→ Exercise prompt: All of the data below must be repeated exactly.

[Collected data entries]
┄┄┄┄┄┄┄┄┄┄┄┄┄┄┄┄┄┄┄┄

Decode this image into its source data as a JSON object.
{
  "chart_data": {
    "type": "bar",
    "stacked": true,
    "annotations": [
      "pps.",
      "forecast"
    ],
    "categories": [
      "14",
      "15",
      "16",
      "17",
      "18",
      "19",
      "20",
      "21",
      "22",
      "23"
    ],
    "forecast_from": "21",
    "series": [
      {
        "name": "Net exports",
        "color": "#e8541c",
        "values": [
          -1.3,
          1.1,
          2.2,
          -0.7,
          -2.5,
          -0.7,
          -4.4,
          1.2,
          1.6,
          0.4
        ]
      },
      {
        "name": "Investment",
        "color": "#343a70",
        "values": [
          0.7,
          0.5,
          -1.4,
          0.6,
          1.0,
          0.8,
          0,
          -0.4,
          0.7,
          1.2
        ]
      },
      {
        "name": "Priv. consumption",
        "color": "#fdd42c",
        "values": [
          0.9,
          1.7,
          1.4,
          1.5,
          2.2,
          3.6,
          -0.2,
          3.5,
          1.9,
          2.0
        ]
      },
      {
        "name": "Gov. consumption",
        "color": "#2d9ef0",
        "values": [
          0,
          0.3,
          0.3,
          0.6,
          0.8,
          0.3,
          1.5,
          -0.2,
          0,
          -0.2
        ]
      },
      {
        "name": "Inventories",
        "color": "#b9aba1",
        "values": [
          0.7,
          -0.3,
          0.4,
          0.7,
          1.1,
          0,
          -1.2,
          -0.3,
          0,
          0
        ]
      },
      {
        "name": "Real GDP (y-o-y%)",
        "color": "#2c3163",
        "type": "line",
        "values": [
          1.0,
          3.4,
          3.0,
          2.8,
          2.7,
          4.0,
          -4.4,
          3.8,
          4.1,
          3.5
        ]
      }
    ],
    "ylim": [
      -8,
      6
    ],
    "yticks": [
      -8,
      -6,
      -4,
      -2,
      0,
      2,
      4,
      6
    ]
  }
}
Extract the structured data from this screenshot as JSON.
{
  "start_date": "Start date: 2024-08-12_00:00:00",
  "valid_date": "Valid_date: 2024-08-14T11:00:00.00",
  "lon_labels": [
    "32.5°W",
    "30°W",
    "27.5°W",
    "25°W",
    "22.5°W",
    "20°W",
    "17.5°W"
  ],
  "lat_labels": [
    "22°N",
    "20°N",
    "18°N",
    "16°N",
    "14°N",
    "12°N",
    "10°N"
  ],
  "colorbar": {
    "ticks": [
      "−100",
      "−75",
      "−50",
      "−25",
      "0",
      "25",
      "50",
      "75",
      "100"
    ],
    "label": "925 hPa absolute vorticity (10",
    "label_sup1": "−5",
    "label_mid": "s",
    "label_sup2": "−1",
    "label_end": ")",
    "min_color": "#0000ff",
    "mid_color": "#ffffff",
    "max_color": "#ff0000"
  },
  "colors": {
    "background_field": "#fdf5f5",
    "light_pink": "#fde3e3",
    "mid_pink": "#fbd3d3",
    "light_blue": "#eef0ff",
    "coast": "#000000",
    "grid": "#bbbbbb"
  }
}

┄┄┄┄┄┄┄┄┄┄┄┄┄┄┄┄┄┄┄┄

→ Output of the task:
Decode this image into its source data as a JSON object.
{
  "chart_data": {
    "type": "bar",
    "stacked": true,
    "annotations": [
      "pps.",
      "forecast"
    ],
    "categories": [
      "14",
      "15",
      "16",
      "17",
      "18",
      "19",
      "20",
      "21",
      "22",
      "23"
    ],
    "forecast_from": "21",
    "series": [
      {
        "name": "Net exports",
        "color": "#e8541c",
        "values": [
          -1.3,
          1.1,
          2.2,
          -0.7,
          -2.5,
          -0.7,
          -4.4,
          1.2,
          1.6,
          0.4
        ]
      },
      {
        "name": "Investment",
        "color": "#343a70",
        "values": [
          0.7,
          0.5,
          -1.4,
          0.6,
          1.0,
          0.8,
          0,
          -0.4,
          0.7,
          1.2
        ]
      },
      {
        "name": "Priv. consumption",
        "color": "#fdd42c",
        "values": [
          0.9,
          1.7,
          1.4,
          1.5,
          2.2,
          3.6,
          -0.2,
          3.5,
          1.9,
          2.0
        ]
      },
      {
        "name": "Gov. consumption",
        "color": "#2d9ef0",
        "values": [
          0,
          0.3,
          0.3,
          0.6,
          0.8,
          0.3,
          1.5,
          -0.2,
          0,
          -0.2
        ]
      },
      {
        "name": "Inventories",
        "color": "#b9aba1",
        "values": [
          0.7,
          -0.3,
          0.4,
          0.7,
          1.1,
          0,
          -1.2,
          -0.3,
          0,
          0
        ]
      },
      {
        "name": "Real GDP (y-o-y%)",
        "color": "#2c3163",
        "type": "line",
        "values": [
          1.0,
          3.4,
          3.0,
          2.8,
          2.7,
          4.0,
          -4.4,
          3.8,
          4.1,
          3.5
        ]
      }
    ],
    "ylim": [
      -8,
      6
    ],
    "yticks": [
      -8,
      -6,
      -4,
      -2,
      0,
      2,
      4,
      6
    ]
  }
}
Extract the structured data from this screenshot as JSON.
{
  "start_date": "Start date: 2024-08-12_00:00:00",
  "valid_date": "Valid_date: 2024-08-14T11:00:00.00",
  "lon_labels": [
    "32.5°W",
    "30°W",
    "27.5°W",
    "25°W",
    "22.5°W",
    "20°W",
    "17.5°W"
  ],
  "lat_labels": [
    "22°N",
    "20°N",
    "18°N",
    "16°N",
    "14°N",
    "12°N",
    "10°N"
  ],
  "colorbar": {
    "ticks": [
      "−100",
      "−75",
      "−50",
      "−25",
      "0",
      "25",
      "50",
      "75",
      "100"
    ],
    "label": "925 hPa absolute vorticity (10",
    "label_sup1": "−5",
    "label_mid": "s",
    "label_sup2": "−1",
    "label_end": ")",
    "min_color": "#0000ff",
    "mid_color": "#ffffff",
    "max_color": "#ff0000"
  },
  "colors": {
    "background_field": "#fdf5f5",
    "light_pink": "#fde3e3",
    "mid_pink": "#fbd3d3",
    "light_blue": "#eef0ff",
    "coast": "#000000",
    "grid": "#bbbbbb"
  }
}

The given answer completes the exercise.